Gather all lines with the word "fresh" in them.

───── Dataset records ─────

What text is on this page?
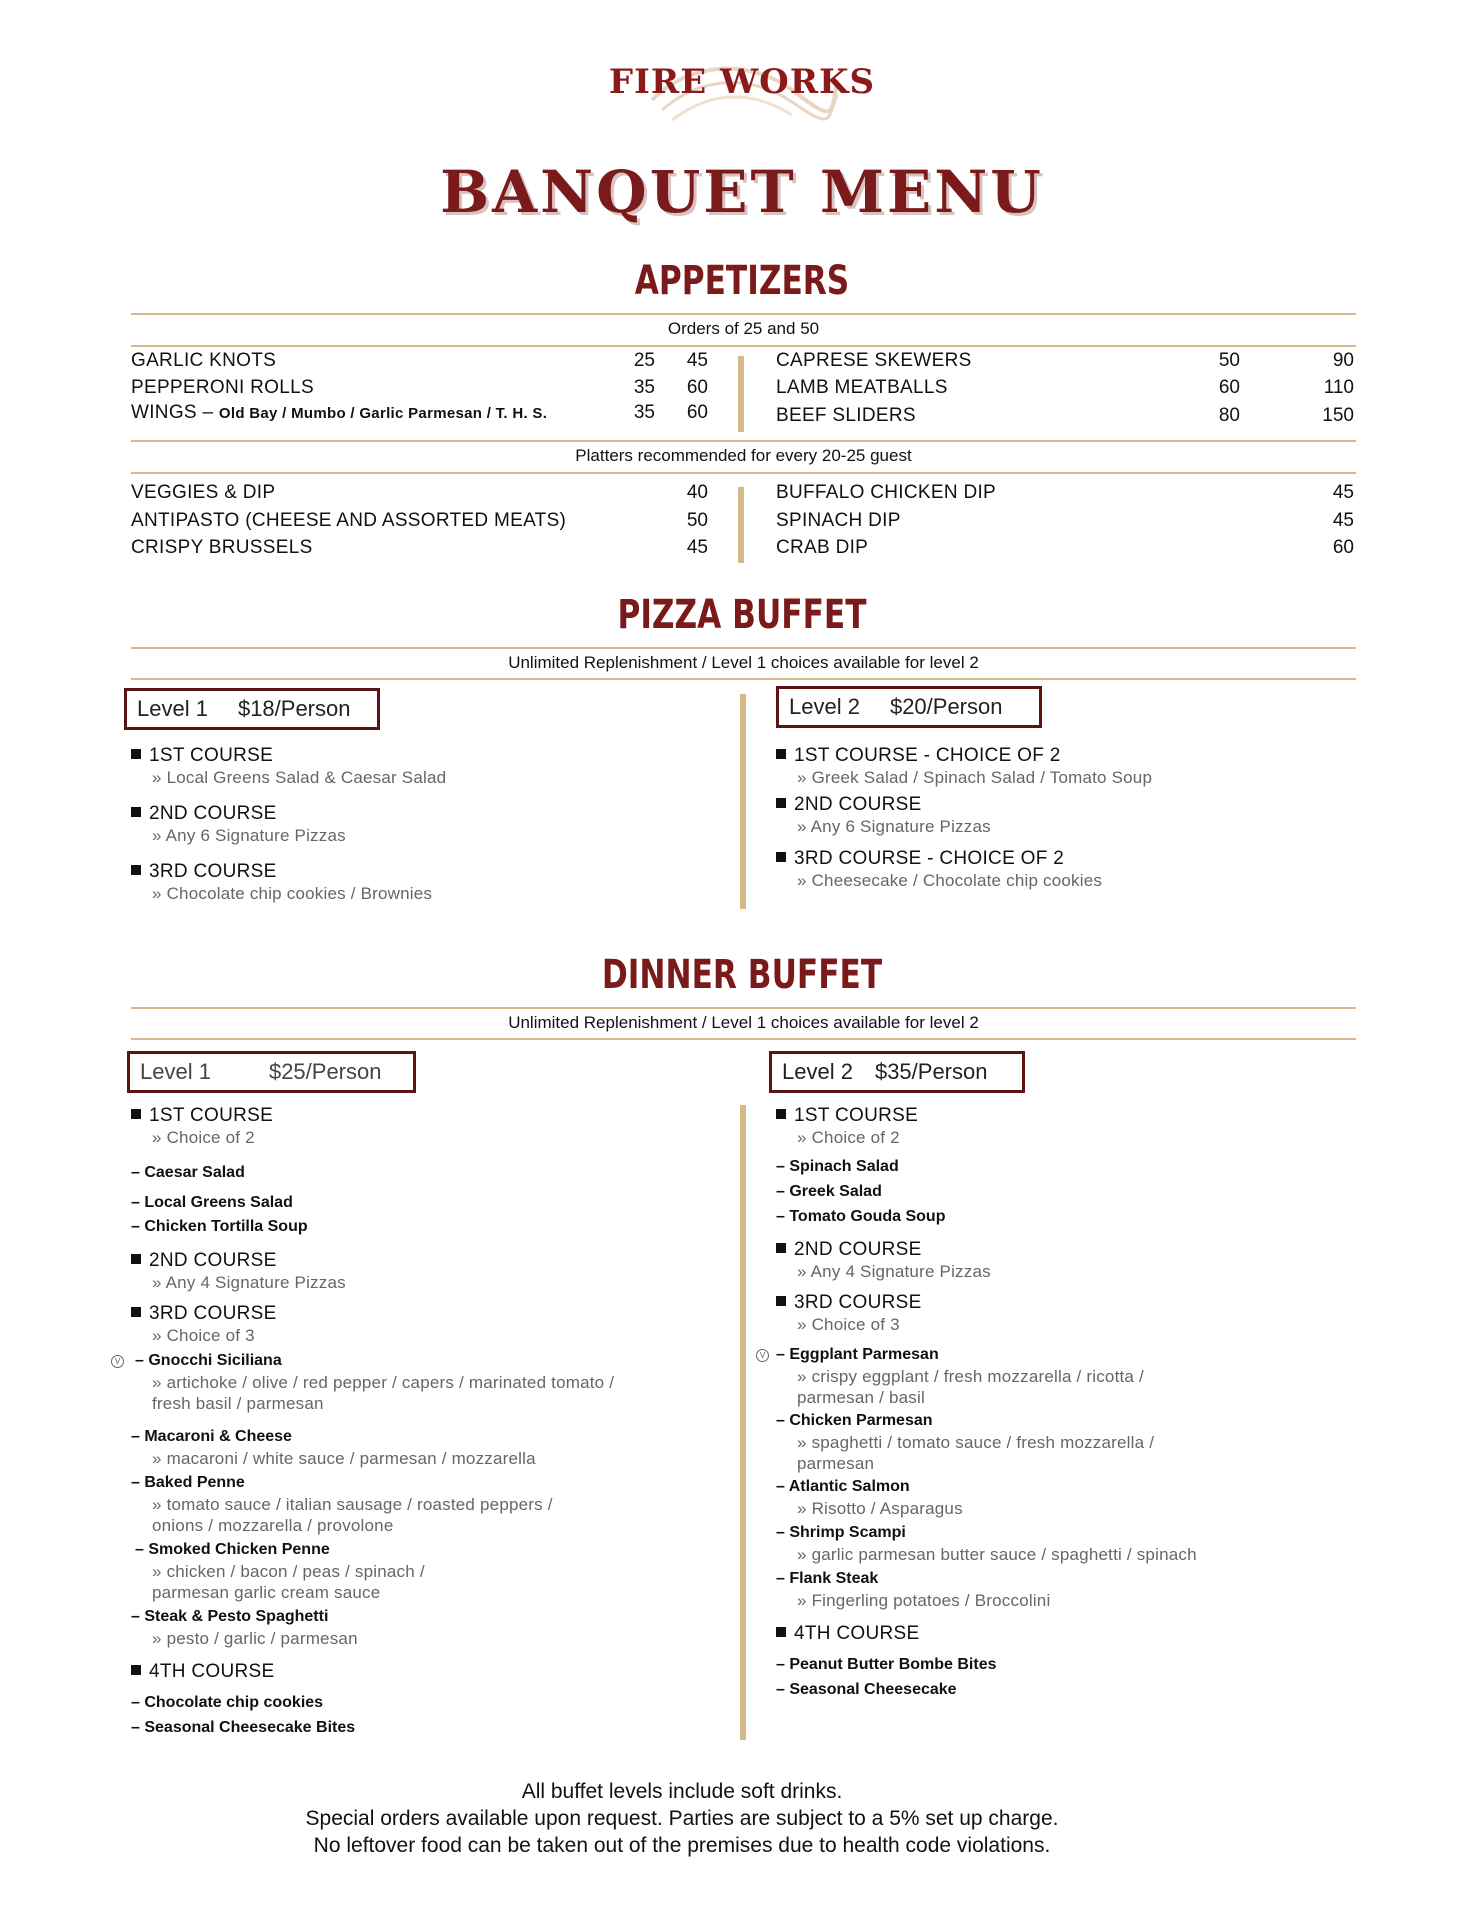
FIRE WORKS
BANQUET MENU
APPETIZERS
Orders of 25 and 50
GARLIC KNOTS	25	45
PEPPERONI ROLLS	35	60
WINGS – Old Bay / Mumbo / Garlic Parmesan / T. H. S.	35	60
CAPRESE SKEWERS	50	90
LAMB MEATBALLS	60	110
BEEF SLIDERS	80	150
Platters recommended for every 20-25 guest
VEGGIES & DIP	40
ANTIPASTO (CHEESE AND ASSORTED MEATS)	50
CRISPY BRUSSELS	45
BUFFALO CHICKEN DIP	45
SPINACH DIP	45
CRAB DIP	60
PIZZA BUFFET
Unlimited Replenishment / Level 1 choices available for level 2
Level 1 $18/Person
1ST COURSE
» Local Greens Salad & Caesar Salad
2ND COURSE
» Any 6 Signature Pizzas
3RD COURSE
» Chocolate chip cookies / Brownies
Level 2 $20/Person
1ST COURSE - CHOICE OF 2
» Greek Salad / Spinach Salad / Tomato Soup
2ND COURSE
» Any 6 Signature Pizzas
3RD COURSE - CHOICE OF 2
» Cheesecake / Chocolate chip cookies
DINNER BUFFET
Unlimited Replenishment / Level 1 choices available for level 2
Level 1	$25/Person
1ST COURSE
» Choice of 2
– Caesar Salad
– Local Greens Salad
– Chicken Tortilla Soup
2ND COURSE
» Any 4 Signature Pizzas
3RD COURSE
» Choice of 3
V – Gnocchi Siciliana
» artichoke / olive / red pepper / capers / marinated tomato /
fresh basil / parmesan
– Macaroni & Cheese
» macaroni / white sauce / parmesan / mozzarella
– Baked Penne
» tomato sauce / italian sausage / roasted peppers /
onions / mozzarella / provolone
– Smoked Chicken Penne
» chicken / bacon / peas / spinach /
parmesan garlic cream sauce
– Steak & Pesto Spaghetti
» pesto / garlic / parmesan
4TH COURSE
– Chocolate chip cookies
– Seasonal Cheesecake Bites
Level 2 $35/Person
1ST COURSE
» Choice of 2
– Spinach Salad
– Greek Salad
– Tomato Gouda Soup
2ND COURSE
» Any 4 Signature Pizzas
3RD COURSE
» Choice of 3
V – Eggplant Parmesan
» crispy eggplant / fresh mozzarella / ricotta /
parmesan / basil
– Chicken Parmesan
» spaghetti / tomato sauce / fresh mozzarella /
parmesan
– Atlantic Salmon
» Risotto / Asparagus
– Shrimp Scampi
» garlic parmesan butter sauce / spaghetti / spinach
– Flank Steak
» Fingerling potatoes / Broccolini
4TH COURSE
– Peanut Butter Bombe Bites
– Seasonal Cheesecake
All buffet levels include soft drinks.
Special orders available upon request. Parties are subject to a 5% set up charge.
No leftover food can be taken out of the premises due to health code violations.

─────

**Written solution**
fresh basil / parmesan
» crispy eggplant / fresh mozzarella / ricotta /
» spaghetti / tomato sauce / fresh mozzarella /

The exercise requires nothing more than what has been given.